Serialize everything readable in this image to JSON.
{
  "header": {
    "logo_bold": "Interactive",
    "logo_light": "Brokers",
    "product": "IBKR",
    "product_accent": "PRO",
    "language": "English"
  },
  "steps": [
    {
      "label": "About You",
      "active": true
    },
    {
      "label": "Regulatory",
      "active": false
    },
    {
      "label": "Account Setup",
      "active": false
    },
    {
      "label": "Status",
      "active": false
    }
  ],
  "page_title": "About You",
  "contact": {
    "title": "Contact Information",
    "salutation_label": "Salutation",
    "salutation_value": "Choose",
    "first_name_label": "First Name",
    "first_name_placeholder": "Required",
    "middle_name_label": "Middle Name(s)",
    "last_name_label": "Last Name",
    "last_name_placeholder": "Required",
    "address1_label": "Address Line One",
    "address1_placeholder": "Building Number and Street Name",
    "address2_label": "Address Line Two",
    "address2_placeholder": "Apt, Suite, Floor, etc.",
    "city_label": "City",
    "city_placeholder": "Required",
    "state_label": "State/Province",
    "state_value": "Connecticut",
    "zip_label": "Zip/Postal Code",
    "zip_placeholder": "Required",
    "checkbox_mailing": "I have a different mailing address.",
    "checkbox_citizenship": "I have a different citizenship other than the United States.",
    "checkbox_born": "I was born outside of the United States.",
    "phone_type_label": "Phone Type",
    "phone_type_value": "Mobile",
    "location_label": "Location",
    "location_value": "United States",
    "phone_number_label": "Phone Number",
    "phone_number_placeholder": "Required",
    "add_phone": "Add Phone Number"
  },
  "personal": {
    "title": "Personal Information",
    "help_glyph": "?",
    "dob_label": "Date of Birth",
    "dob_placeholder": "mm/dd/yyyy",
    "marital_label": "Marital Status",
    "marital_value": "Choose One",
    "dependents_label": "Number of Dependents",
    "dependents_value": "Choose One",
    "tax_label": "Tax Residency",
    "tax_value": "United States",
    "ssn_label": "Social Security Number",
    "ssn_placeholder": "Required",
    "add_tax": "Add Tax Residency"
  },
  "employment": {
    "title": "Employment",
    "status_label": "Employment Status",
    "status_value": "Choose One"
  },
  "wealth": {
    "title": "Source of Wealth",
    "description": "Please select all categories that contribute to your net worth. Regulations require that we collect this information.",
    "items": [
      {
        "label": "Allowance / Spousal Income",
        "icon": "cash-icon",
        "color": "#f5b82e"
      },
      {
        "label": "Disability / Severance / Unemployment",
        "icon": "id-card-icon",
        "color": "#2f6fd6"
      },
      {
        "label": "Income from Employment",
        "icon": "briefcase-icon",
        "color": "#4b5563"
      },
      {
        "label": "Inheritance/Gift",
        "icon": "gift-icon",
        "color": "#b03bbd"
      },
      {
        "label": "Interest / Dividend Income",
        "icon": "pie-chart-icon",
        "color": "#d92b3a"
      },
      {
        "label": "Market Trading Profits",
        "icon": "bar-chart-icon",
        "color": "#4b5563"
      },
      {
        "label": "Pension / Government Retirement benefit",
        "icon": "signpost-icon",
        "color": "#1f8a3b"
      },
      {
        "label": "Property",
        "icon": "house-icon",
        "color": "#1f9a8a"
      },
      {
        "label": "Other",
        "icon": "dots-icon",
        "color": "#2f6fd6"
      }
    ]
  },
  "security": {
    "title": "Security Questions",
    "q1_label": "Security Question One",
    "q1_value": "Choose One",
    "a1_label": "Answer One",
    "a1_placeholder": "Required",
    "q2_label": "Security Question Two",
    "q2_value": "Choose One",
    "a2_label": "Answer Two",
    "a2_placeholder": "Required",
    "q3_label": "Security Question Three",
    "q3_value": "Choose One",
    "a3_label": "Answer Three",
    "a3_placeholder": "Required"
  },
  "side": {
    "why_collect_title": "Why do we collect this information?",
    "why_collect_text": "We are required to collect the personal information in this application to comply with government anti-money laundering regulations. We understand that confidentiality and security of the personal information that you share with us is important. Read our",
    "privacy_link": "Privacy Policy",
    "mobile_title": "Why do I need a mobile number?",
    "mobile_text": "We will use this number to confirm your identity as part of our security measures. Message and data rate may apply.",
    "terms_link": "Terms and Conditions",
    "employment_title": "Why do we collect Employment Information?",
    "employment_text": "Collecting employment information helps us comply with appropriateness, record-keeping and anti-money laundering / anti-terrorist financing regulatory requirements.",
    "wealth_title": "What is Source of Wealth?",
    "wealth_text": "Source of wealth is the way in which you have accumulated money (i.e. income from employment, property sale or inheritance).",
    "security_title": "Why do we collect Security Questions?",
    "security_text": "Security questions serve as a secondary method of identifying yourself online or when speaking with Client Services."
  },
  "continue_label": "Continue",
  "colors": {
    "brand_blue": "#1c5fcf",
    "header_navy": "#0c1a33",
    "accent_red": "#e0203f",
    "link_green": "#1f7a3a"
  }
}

===

Task instructions –
Copy each line containing the word "that" from the data.

Final result –
    "description": "Please select all categories that contribute to your net worth. Regulations require that we collect this information.",
    "why_collect_text": "We are required to collect the personal information in this application to comply with government anti-money laundering regulations. We understand that confidentiality and security of the personal information that you share with us is important. Read our",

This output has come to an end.